**Given exercise:**
Give the data a second time, exactly and in full.

- - -

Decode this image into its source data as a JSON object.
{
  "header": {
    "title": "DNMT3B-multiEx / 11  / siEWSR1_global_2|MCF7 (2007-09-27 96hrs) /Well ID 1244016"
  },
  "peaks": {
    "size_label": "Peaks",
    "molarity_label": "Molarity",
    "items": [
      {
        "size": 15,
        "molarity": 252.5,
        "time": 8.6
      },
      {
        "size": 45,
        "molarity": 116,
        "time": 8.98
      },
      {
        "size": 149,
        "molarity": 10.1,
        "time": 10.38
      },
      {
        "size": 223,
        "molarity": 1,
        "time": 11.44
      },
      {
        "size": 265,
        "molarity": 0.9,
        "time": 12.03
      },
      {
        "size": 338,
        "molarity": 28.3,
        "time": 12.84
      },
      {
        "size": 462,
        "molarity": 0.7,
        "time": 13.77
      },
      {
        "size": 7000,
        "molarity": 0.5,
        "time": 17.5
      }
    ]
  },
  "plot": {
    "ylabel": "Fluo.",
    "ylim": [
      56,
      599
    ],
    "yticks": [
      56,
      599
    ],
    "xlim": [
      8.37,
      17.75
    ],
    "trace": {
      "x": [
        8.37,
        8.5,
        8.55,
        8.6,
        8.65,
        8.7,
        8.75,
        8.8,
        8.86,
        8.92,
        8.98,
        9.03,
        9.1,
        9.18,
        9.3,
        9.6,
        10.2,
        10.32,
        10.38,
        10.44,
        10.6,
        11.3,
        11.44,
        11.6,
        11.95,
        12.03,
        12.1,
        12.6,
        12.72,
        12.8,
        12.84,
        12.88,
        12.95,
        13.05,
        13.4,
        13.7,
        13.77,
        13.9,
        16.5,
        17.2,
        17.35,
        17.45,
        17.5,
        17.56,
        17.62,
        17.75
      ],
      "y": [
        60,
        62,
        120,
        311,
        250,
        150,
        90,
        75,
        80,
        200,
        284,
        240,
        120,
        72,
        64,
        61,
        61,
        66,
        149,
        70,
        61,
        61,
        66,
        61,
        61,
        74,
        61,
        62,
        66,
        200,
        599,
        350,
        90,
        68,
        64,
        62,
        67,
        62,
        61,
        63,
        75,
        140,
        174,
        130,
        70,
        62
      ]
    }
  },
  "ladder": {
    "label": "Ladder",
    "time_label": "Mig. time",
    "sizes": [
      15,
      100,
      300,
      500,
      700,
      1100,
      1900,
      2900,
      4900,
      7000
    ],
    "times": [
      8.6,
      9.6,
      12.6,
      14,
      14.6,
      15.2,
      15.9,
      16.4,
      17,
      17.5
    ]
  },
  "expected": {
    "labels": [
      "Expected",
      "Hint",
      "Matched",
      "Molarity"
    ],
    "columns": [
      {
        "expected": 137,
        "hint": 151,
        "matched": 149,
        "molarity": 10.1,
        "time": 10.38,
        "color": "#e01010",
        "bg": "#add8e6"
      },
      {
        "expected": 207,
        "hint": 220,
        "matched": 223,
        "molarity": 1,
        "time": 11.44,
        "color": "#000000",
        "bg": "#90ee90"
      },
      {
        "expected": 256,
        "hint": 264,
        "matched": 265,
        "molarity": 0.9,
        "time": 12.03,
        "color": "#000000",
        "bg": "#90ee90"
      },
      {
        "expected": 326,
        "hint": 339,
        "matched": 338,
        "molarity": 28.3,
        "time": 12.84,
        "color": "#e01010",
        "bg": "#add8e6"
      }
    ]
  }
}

- - -

**Final answer:**
Decode this image into its source data as a JSON object.
{
  "header": {
    "title": "DNMT3B-multiEx / 11  / siEWSR1_global_2|MCF7 (2007-09-27 96hrs) /Well ID 1244016"
  },
  "peaks": {
    "size_label": "Peaks",
    "molarity_label": "Molarity",
    "items": [
      {
        "size": 15,
        "molarity": 252.5,
        "time": 8.6
      },
      {
        "size": 45,
        "molarity": 116,
        "time": 8.98
      },
      {
        "size": 149,
        "molarity": 10.1,
        "time": 10.38
      },
      {
        "size": 223,
        "molarity": 1,
        "time": 11.44
      },
      {
        "size": 265,
        "molarity": 0.9,
        "time": 12.03
      },
      {
        "size": 338,
        "molarity": 28.3,
        "time": 12.84
      },
      {
        "size": 462,
        "molarity": 0.7,
        "time": 13.77
      },
      {
        "size": 7000,
        "molarity": 0.5,
        "time": 17.5
      }
    ]
  },
  "plot": {
    "ylabel": "Fluo.",
    "ylim": [
      56,
      599
    ],
    "yticks": [
      56,
      599
    ],
    "xlim": [
      8.37,
      17.75
    ],
    "trace": {
      "x": [
        8.37,
        8.5,
        8.55,
        8.6,
        8.65,
        8.7,
        8.75,
        8.8,
        8.86,
        8.92,
        8.98,
        9.03,
        9.1,
        9.18,
        9.3,
        9.6,
        10.2,
        10.32,
        10.38,
        10.44,
        10.6,
        11.3,
        11.44,
        11.6,
        11.95,
        12.03,
        12.1,
        12.6,
        12.72,
        12.8,
        12.84,
        12.88,
        12.95,
        13.05,
        13.4,
        13.7,
        13.77,
        13.9,
        16.5,
        17.2,
        17.35,
        17.45,
        17.5,
        17.56,
        17.62,
        17.75
      ],
      "y": [
        60,
        62,
        120,
        311,
        250,
        150,
        90,
        75,
        80,
        200,
        284,
        240,
        120,
        72,
        64,
        61,
        61,
        66,
        149,
        70,
        61,
        61,
        66,
        61,
        61,
        74,
        61,
        62,
        66,
        200,
        599,
        350,
        90,
        68,
        64,
        62,
        67,
        62,
        61,
        63,
        75,
        140,
        174,
        130,
        70,
        62
      ]
    }
  },
  "ladder": {
    "label": "Ladder",
    "time_label": "Mig. time",
    "sizes": [
      15,
      100,
      300,
      500,
      700,
      1100,
      1900,
      2900,
      4900,
      7000
    ],
    "times": [
      8.6,
      9.6,
      12.6,
      14,
      14.6,
      15.2,
      15.9,
      16.4,
      17,
      17.5
    ]
  },
  "expected": {
    "labels": [
      "Expected",
      "Hint",
      "Matched",
      "Molarity"
    ],
    "columns": [
      {
        "expected": 137,
        "hint": 151,
        "matched": 149,
        "molarity": 10.1,
        "time": 10.38,
        "color": "#e01010",
        "bg": "#add8e6"
      },
      {
        "expected": 207,
        "hint": 220,
        "matched": 223,
        "molarity": 1,
        "time": 11.44,
        "color": "#000000",
        "bg": "#90ee90"
      },
      {
        "expected": 256,
        "hint": 264,
        "matched": 265,
        "molarity": 0.9,
        "time": 12.03,
        "color": "#000000",
        "bg": "#90ee90"
      },
      {
        "expected": 326,
        "hint": 339,
        "matched": 338,
        "molarity": 28.3,
        "time": 12.84,
        "color": "#e01010",
        "bg": "#add8e6"
      }
    ]
  }
}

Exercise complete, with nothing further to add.